| WHAT TO PRODUCE |
Will you transcribe all the entries word for word, skipping the pictures they hold?

| RECORDS PROVIDED |
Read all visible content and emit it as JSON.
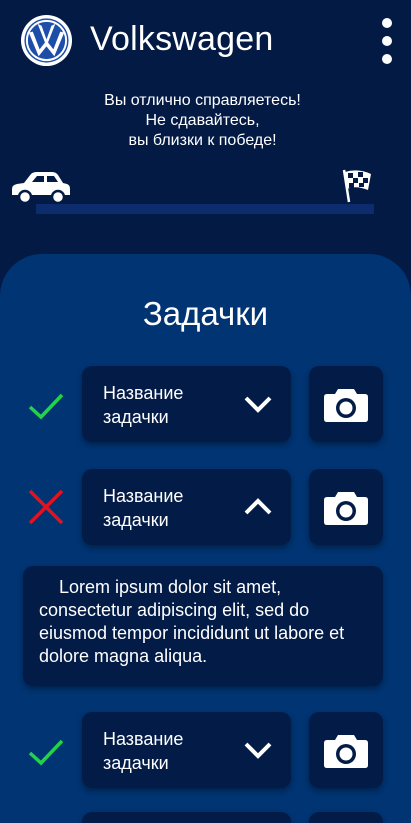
{
  "app": {
    "title": "Volkswagen",
    "logo_icon": "vw-logo-icon",
    "menu_icon": "more-vert-icon"
  },
  "motivation": {
    "line1": "Вы отлично справляетесь!",
    "line2": "Не сдавайтесь,",
    "line3": "вы близки к победе!"
  },
  "progress": {
    "start_icon": "car-icon",
    "finish_icon": "checkered-flag-icon",
    "value": 0
  },
  "tasks_panel": {
    "title": "Задачки",
    "tasks": [
      {
        "name": "Название задачки",
        "status": "done",
        "status_icon": "checkmark-icon",
        "expanded": false,
        "action_icon": "camera-icon"
      },
      {
        "name": "Название задачки",
        "status": "failed",
        "status_icon": "cross-icon",
        "expanded": true,
        "action_icon": "camera-icon",
        "description": "Lorem ipsum dolor sit amet, consectetur adipiscing elit, sed do eiusmod tempor incididunt ut labore et dolore magna aliqua."
      },
      {
        "name": "Название задачки",
        "status": "done",
        "status_icon": "checkmark-icon",
        "expanded": false,
        "action_icon": "camera-icon"
      }
    ]
  },
  "colors": {
    "background": "#031a45",
    "panel": "#003473",
    "card": "#031c47",
    "success": "#22d34a",
    "error": "#e3121f",
    "logo_blue": "#1e4fa8"
  }
}
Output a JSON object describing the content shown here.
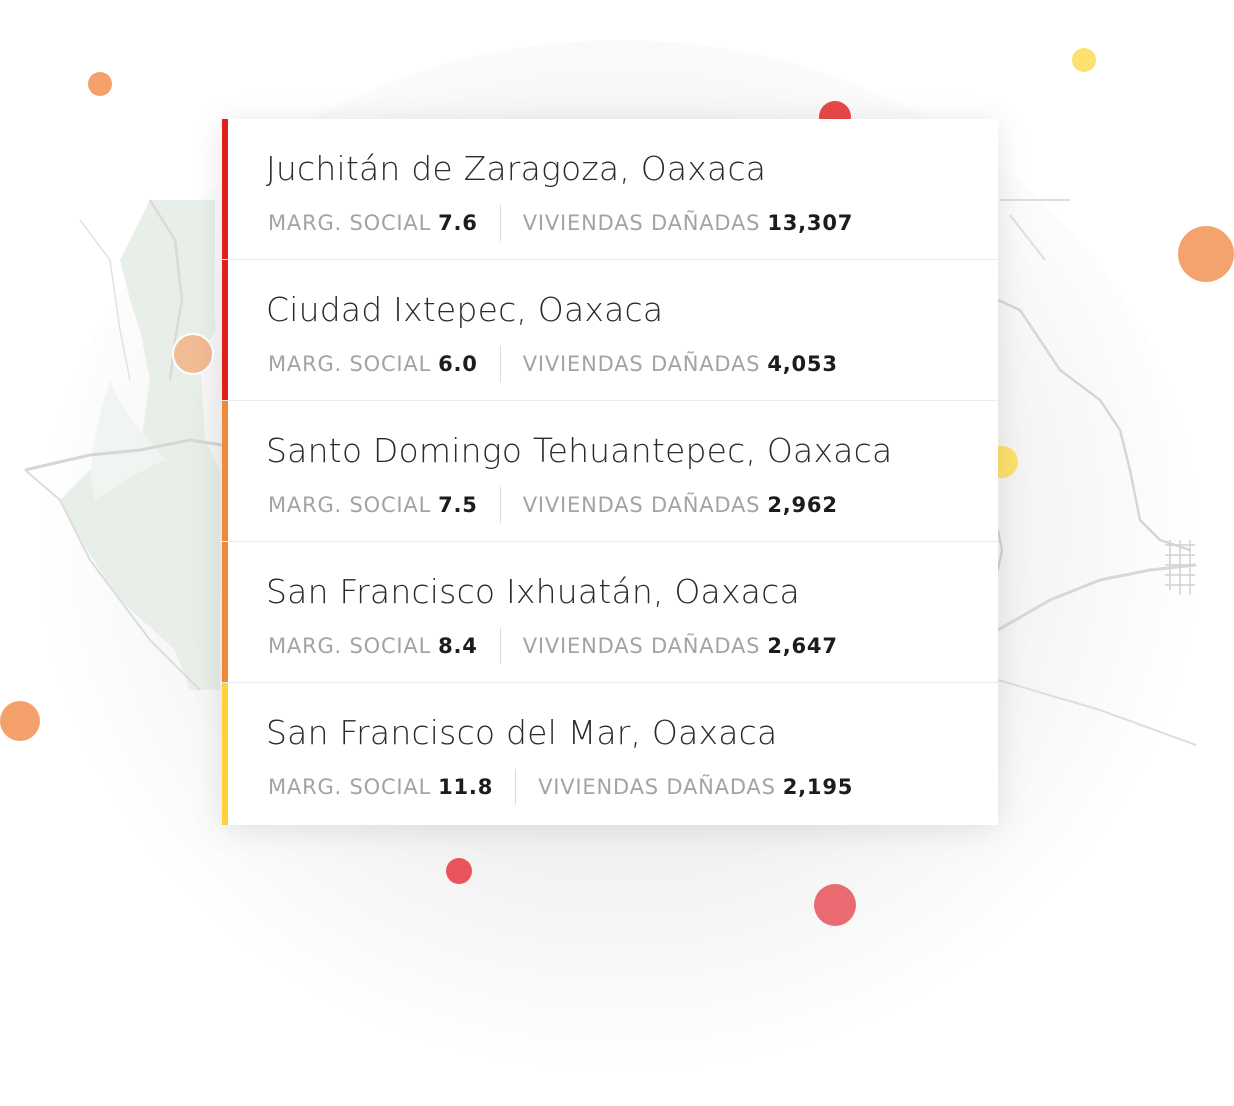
{
  "stat_labels": {
    "marg_social": "MARG. SOCIAL",
    "viviendas": "VIVIENDAS DAÑADAS"
  },
  "colors": {
    "red": "#e0201f",
    "orange": "#f08a3a",
    "yellow": "#fdd33a"
  },
  "places": [
    {
      "name": "Juchitán de Zaragoza, Oaxaca",
      "marg_social": "7.6",
      "viviendas": "13,307",
      "severity": "red"
    },
    {
      "name": "Ciudad Ixtepec, Oaxaca",
      "marg_social": "6.0",
      "viviendas": "4,053",
      "severity": "red"
    },
    {
      "name": "Santo Domingo Tehuantepec, Oaxaca",
      "marg_social": "7.5",
      "viviendas": "2,962",
      "severity": "orange"
    },
    {
      "name": "San Francisco Ixhuatán, Oaxaca",
      "marg_social": "8.4",
      "viviendas": "2,647",
      "severity": "orange"
    },
    {
      "name": "San Francisco del Mar, Oaxaca",
      "marg_social": "11.8",
      "viviendas": "2,195",
      "severity": "yellow"
    }
  ]
}
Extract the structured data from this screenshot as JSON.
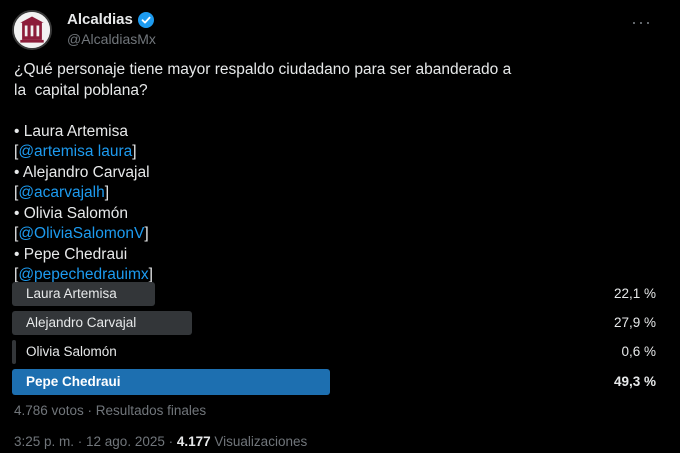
{
  "author": {
    "display_name": "Alcaldias",
    "handle": "@AlcaldiasMx",
    "avatar_icon": "building-icon",
    "verified_icon": "verified-badge-icon"
  },
  "more_icon": "more-dots-icon",
  "more_glyph": "···",
  "post": {
    "question_line1": "¿Qué personaje tiene mayor respaldo ciudadano para ser abanderado a",
    "question_line2": "la  capital poblana?",
    "candidates": [
      {
        "name": "• Laura Artemisa",
        "open": "[",
        "mention": "@artemisa laura",
        "close": "]"
      },
      {
        "name": "• Alejandro Carvajal",
        "open": "[",
        "mention": "@acarvajalh",
        "close": "]"
      },
      {
        "name": "• Olivia Salomón",
        "open": "[",
        "mention": "@OliviaSalomonV",
        "close": "]"
      },
      {
        "name": "• Pepe Chedraui",
        "open": "[",
        "mention": "@pepechedrauimx",
        "close": "]"
      }
    ]
  },
  "poll": {
    "options": [
      {
        "label": "Laura Artemisa",
        "percent_text": "22,1 %",
        "percent": 22.1
      },
      {
        "label": "Alejandro Carvajal",
        "percent_text": "27,9 %",
        "percent": 27.9
      },
      {
        "label": "Olivia Salomón",
        "percent_text": "0,6 %",
        "percent": 0.6
      },
      {
        "label": "Pepe Chedraui",
        "percent_text": "49,3 %",
        "percent": 49.3
      }
    ],
    "votes_text": "4.786 votos · Resultados finales"
  },
  "meta": {
    "time_date": "3:25 p. m. · 12 ago. 2025 · ",
    "views_count": "4.177",
    "views_label": " Visualizaciones"
  },
  "colors": {
    "background": "#000000",
    "text": "#e7e9ea",
    "muted": "#71767b",
    "link": "#1d9bf0",
    "poll_bar": "#333639",
    "poll_winner_bar": "#1d6fb0"
  }
}
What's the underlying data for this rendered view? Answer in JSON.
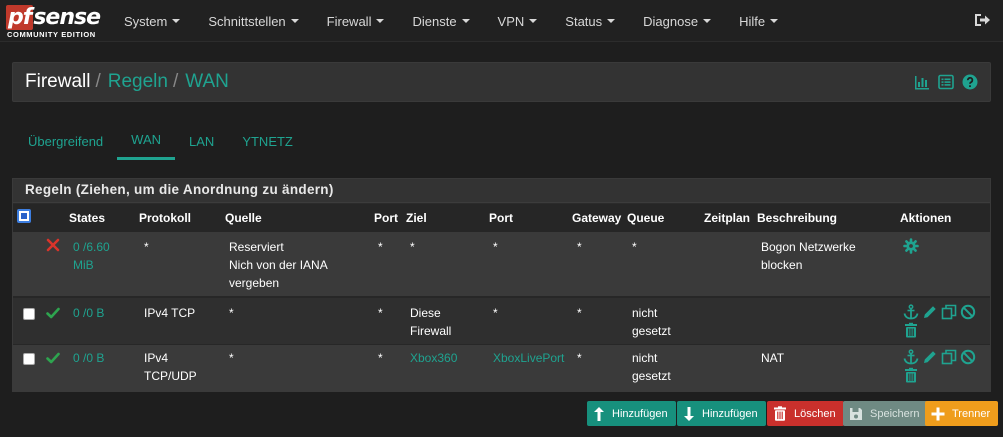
{
  "brand": {
    "logo_text": "pfsense",
    "logo_sub": "COMMUNITY EDITION"
  },
  "nav": {
    "items": [
      "System",
      "Schnittstellen",
      "Firewall",
      "Dienste",
      "VPN",
      "Status",
      "Diagnose",
      "Hilfe"
    ]
  },
  "breadcrumb": {
    "root": "Firewall",
    "sep": "/",
    "level2": "Regeln",
    "level3": "WAN"
  },
  "tabs": [
    "Übergreifend",
    "WAN",
    "LAN",
    "YTNETZ"
  ],
  "panel": {
    "title": "Regeln (Ziehen, um die Anordnung zu ändern)"
  },
  "table": {
    "headers": {
      "states": "States",
      "protocol": "Protokoll",
      "source": "Quelle",
      "src_port": "Port",
      "dest": "Ziel",
      "dst_port": "Port",
      "gateway": "Gateway",
      "queue": "Queue",
      "schedule": "Zeitplan",
      "description": "Beschreibung",
      "actions": "Aktionen"
    },
    "rows": [
      {
        "status": "block",
        "states_l1": "0 /6.60",
        "states_l2": "MiB",
        "protocol_l1": "*",
        "protocol_l2": "",
        "source_l1": "Reserviert",
        "source_l2": "Nich von der IANA",
        "source_l3": "vergeben",
        "src_port": "*",
        "dest_l1": "*",
        "dest_l2": "",
        "dst_port": "*",
        "gateway": "*",
        "queue_l1": "*",
        "queue_l2": "",
        "schedule": "",
        "description_l1": "Bogon Netzwerke",
        "description_l2": "blocken"
      },
      {
        "status": "pass",
        "states_l1": "0 /0 B",
        "states_l2": "",
        "protocol_l1": "IPv4 TCP",
        "protocol_l2": "",
        "source_l1": "*",
        "source_l2": "",
        "source_l3": "",
        "src_port": "*",
        "dest_l1": "Diese",
        "dest_l2": "Firewall",
        "dst_port": "*",
        "gateway": "*",
        "queue_l1": "nicht",
        "queue_l2": "gesetzt",
        "schedule": "",
        "description_l1": "",
        "description_l2": ""
      },
      {
        "status": "pass",
        "states_l1": "0 /0 B",
        "states_l2": "",
        "protocol_l1": "IPv4",
        "protocol_l2": "TCP/UDP",
        "source_l1": "*",
        "source_l2": "",
        "source_l3": "",
        "src_port": "*",
        "dest_l1": "Xbox360",
        "dest_l2": "",
        "dst_port": "XboxLivePort",
        "gateway": "*",
        "queue_l1": "nicht",
        "queue_l2": "gesetzt",
        "schedule": "",
        "description_l1": "NAT",
        "description_l2": ""
      }
    ]
  },
  "buttons": {
    "add_top": "Hinzufügen",
    "add_bottom": "Hinzufügen",
    "delete": "Löschen",
    "save": "Speichern",
    "separator": "Trenner"
  },
  "colors": {
    "accent": "#1fa390",
    "danger": "#c9302c",
    "warning": "#ef9d1c",
    "pass": "#2ea44f",
    "block": "#d9342b"
  }
}
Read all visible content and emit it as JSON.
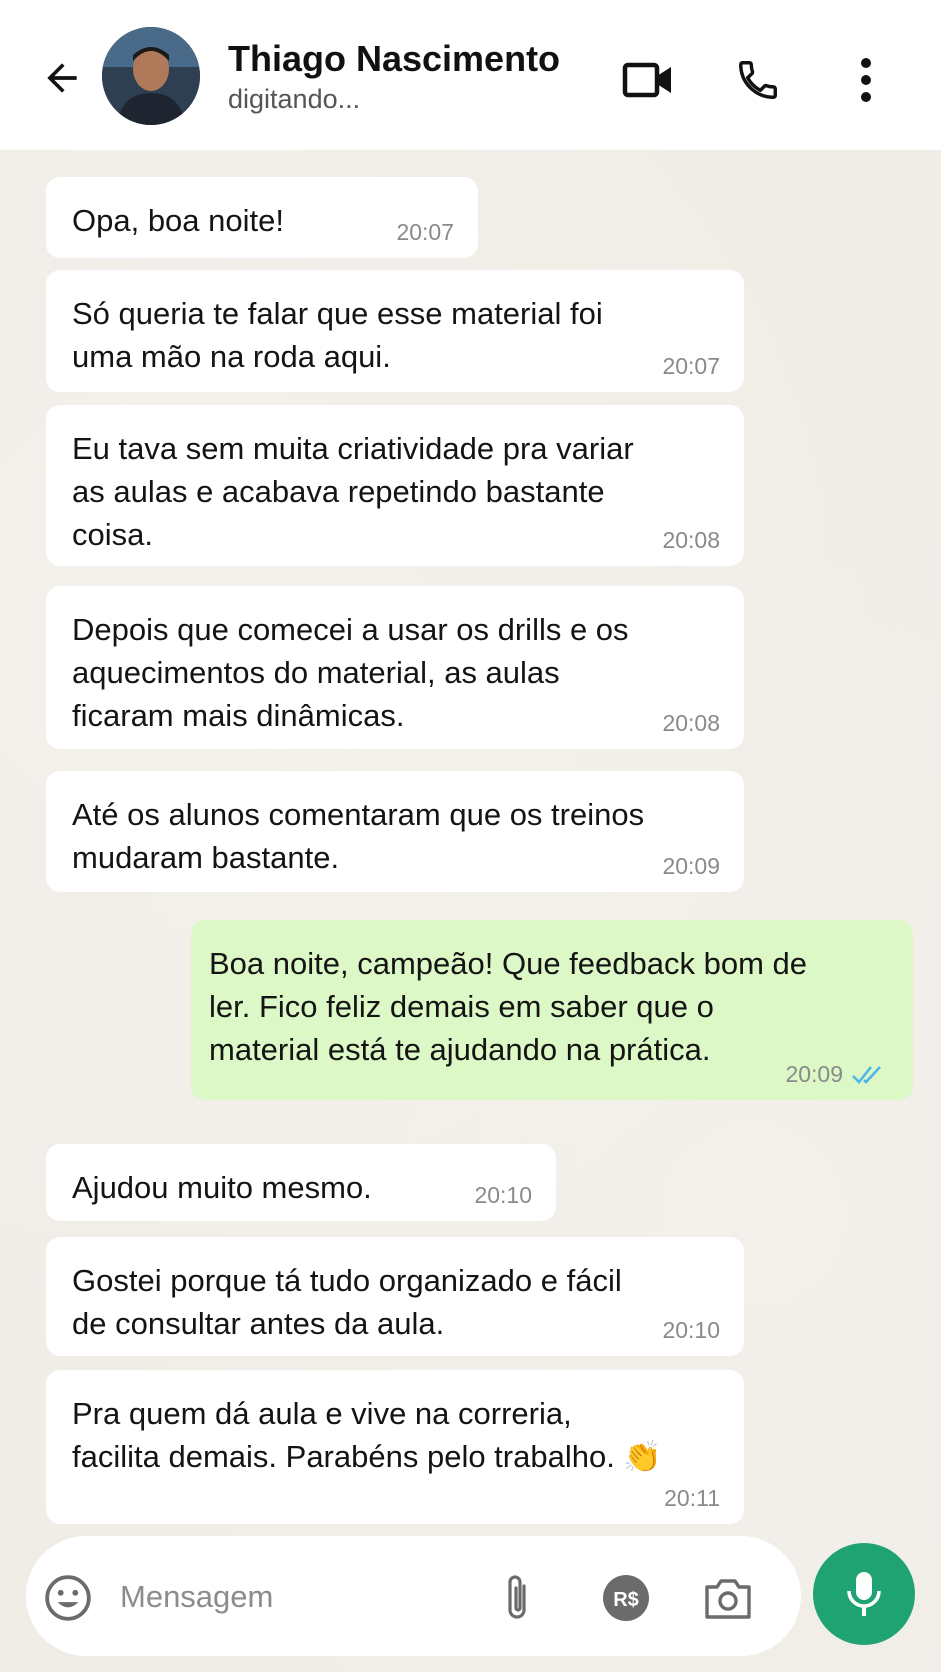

| RIGHT ANSWER |
Read all visible content and emit it as JSON.
{
  "app": {
    "title": "Volkswagen",
    "logo_icon": "vw-logo-icon",
    "menu_icon": "more-vert-icon"
  },
  "motivation": {
    "line1": "Вы отлично справляетесь!",
    "line2": "Не сдавайтесь,",
    "line3": "вы близки к победе!"
  },
  "progress": {
    "start_icon": "car-icon",
    "finish_icon": "checkered-flag-icon",
    "value": 0
  },
  "tasks_panel": {
    "title": "Задачки",
    "tasks": [
      {
        "name": "Название задачки",
        "status": "done",
        "status_icon": "checkmark-icon",
        "expanded": false,
        "action_icon": "camera-icon"
      },
      {
        "name": "Название задачки",
        "status": "failed",
        "status_icon": "cross-icon",
        "expanded": true,
        "action_icon": "camera-icon",
        "description": "Lorem ipsum dolor sit amet, consectetur adipiscing elit, sed do eiusmod tempor incididunt ut labore et dolore magna aliqua."
      },
      {
        "name": "Название задачки",
        "status": "done",
        "status_icon": "checkmark-icon",
        "expanded": false,
        "action_icon": "camera-icon"
      }
    ]
  },
  "colors": {
    "background": "#031a45",
    "panel": "#003473",
    "card": "#031c47",
    "success": "#22d34a",
    "error": "#e3121f",
    "logo_blue": "#1e4fa8"
  }
}
Output a JSON object describing the content shown here.
{
  "stat_labels": {
    "marg_social": "MARG. SOCIAL",
    "viviendas": "VIVIENDAS DAÑADAS"
  },
  "colors": {
    "red": "#e0201f",
    "orange": "#f08a3a",
    "yellow": "#fdd33a"
  },
  "places": [
    {
      "name": "Juchitán de Zaragoza, Oaxaca",
      "marg_social": "7.6",
      "viviendas": "13,307",
      "severity": "red"
    },
    {
      "name": "Ciudad Ixtepec, Oaxaca",
      "marg_social": "6.0",
      "viviendas": "4,053",
      "severity": "red"
    },
    {
      "name": "Santo Domingo Tehuantepec, Oaxaca",
      "marg_social": "7.5",
      "viviendas": "2,962",
      "severity": "orange"
    },
    {
      "name": "San Francisco Ixhuatán, Oaxaca",
      "marg_social": "8.4",
      "viviendas": "2,647",
      "severity": "orange"
    },
    {
      "name": "San Francisco del Mar, Oaxaca",
      "marg_social": "11.8",
      "viviendas": "2,195",
      "severity": "yellow"
    }
  ]
}
Extract the structured data from this screenshot as JSON.
{
  "author": {
    "display_name": "Alcaldias",
    "handle": "@AlcaldiasMx",
    "avatar_icon": "building-icon",
    "verified_icon": "verified-badge-icon"
  },
  "more_icon": "more-dots-icon",
  "more_glyph": "···",
  "post": {
    "question_line1": "¿Qué personaje tiene mayor respaldo ciudadano para ser abanderado a",
    "question_line2": "la  capital poblana?",
    "candidates": [
      {
        "name": "• Laura Artemisa",
        "open": "[",
        "mention": "@artemisa laura",
        "close": "]"
      },
      {
        "name": "• Alejandro Carvajal",
        "open": "[",
        "mention": "@acarvajalh",
        "close": "]"
      },
      {
        "name": "• Olivia Salomón",
        "open": "[",
        "mention": "@OliviaSalomonV",
        "close": "]"
      },
      {
        "name": "• Pepe Chedraui",
        "open": "[",
        "mention": "@pepechedrauimx",
        "close": "]"
      }
    ]
  },
  "poll": {
    "options": [
      {
        "label": "Laura Artemisa",
        "percent_text": "22,1 %",
        "percent": 22.1
      },
      {
        "label": "Alejandro Carvajal",
        "percent_text": "27,9 %",
        "percent": 27.9
      },
      {
        "label": "Olivia Salomón",
        "percent_text": "0,6 %",
        "percent": 0.6
      },
      {
        "label": "Pepe Chedraui",
        "percent_text": "49,3 %",
        "percent": 49.3
      }
    ],
    "votes_text": "4.786 votos · Resultados finales"
  },
  "meta": {
    "time_date": "3:25 p. m. · 12 ago. 2025 · ",
    "views_count": "4.177",
    "views_label": " Visualizaciones"
  },
  "colors": {
    "background": "#000000",
    "text": "#e7e9ea",
    "muted": "#71767b",
    "link": "#1d9bf0",
    "poll_bar": "#333639",
    "poll_winner_bar": "#1d6fb0"
  }
}
What's the underlying data for this rendered view? Answer in JSON.
{
  "brand": {
    "logo_text": "pfsense",
    "logo_sub": "COMMUNITY EDITION"
  },
  "nav": {
    "items": [
      "System",
      "Schnittstellen",
      "Firewall",
      "Dienste",
      "VPN",
      "Status",
      "Diagnose",
      "Hilfe"
    ]
  },
  "breadcrumb": {
    "root": "Firewall",
    "sep": "/",
    "level2": "Regeln",
    "level3": "WAN"
  },
  "tabs": [
    "Übergreifend",
    "WAN",
    "LAN",
    "YTNETZ"
  ],
  "panel": {
    "title": "Regeln (Ziehen, um die Anordnung zu ändern)"
  },
  "table": {
    "headers": {
      "states": "States",
      "protocol": "Protokoll",
      "source": "Quelle",
      "src_port": "Port",
      "dest": "Ziel",
      "dst_port": "Port",
      "gateway": "Gateway",
      "queue": "Queue",
      "schedule": "Zeitplan",
      "description": "Beschreibung",
      "actions": "Aktionen"
    },
    "rows": [
      {
        "status": "block",
        "states_l1": "0 /6.60",
        "states_l2": "MiB",
        "protocol_l1": "*",
        "protocol_l2": "",
        "source_l1": "Reserviert",
        "source_l2": "Nich von der IANA",
        "source_l3": "vergeben",
        "src_port": "*",
        "dest_l1": "*",
        "dest_l2": "",
        "dst_port": "*",
        "gateway": "*",
        "queue_l1": "*",
        "queue_l2": "",
        "schedule": "",
        "description_l1": "Bogon Netzwerke",
        "description_l2": "blocken"
      },
      {
        "status": "pass",
        "states_l1": "0 /0 B",
        "states_l2": "",
        "protocol_l1": "IPv4 TCP",
        "protocol_l2": "",
        "source_l1": "*",
        "source_l2": "",
        "source_l3": "",
        "src_port": "*",
        "dest_l1": "Diese",
        "dest_l2": "Firewall",
        "dst_port": "*",
        "gateway": "*",
        "queue_l1": "nicht",
        "queue_l2": "gesetzt",
        "schedule": "",
        "description_l1": "",
        "description_l2": ""
      },
      {
        "status": "pass",
        "states_l1": "0 /0 B",
        "states_l2": "",
        "protocol_l1": "IPv4",
        "protocol_l2": "TCP/UDP",
        "source_l1": "*",
        "source_l2": "",
        "source_l3": "",
        "src_port": "*",
        "dest_l1": "Xbox360",
        "dest_l2": "",
        "dst_port": "XboxLivePort",
        "gateway": "*",
        "queue_l1": "nicht",
        "queue_l2": "gesetzt",
        "schedule": "",
        "description_l1": "NAT",
        "description_l2": ""
      }
    ]
  },
  "buttons": {
    "add_top": "Hinzufügen",
    "add_bottom": "Hinzufügen",
    "delete": "Löschen",
    "save": "Speichern",
    "separator": "Trenner"
  },
  "colors": {
    "accent": "#1fa390",
    "danger": "#c9302c",
    "warning": "#ef9d1c",
    "pass": "#2ea44f",
    "block": "#d9342b"
  }
}
Read all visible content and emit it as JSON.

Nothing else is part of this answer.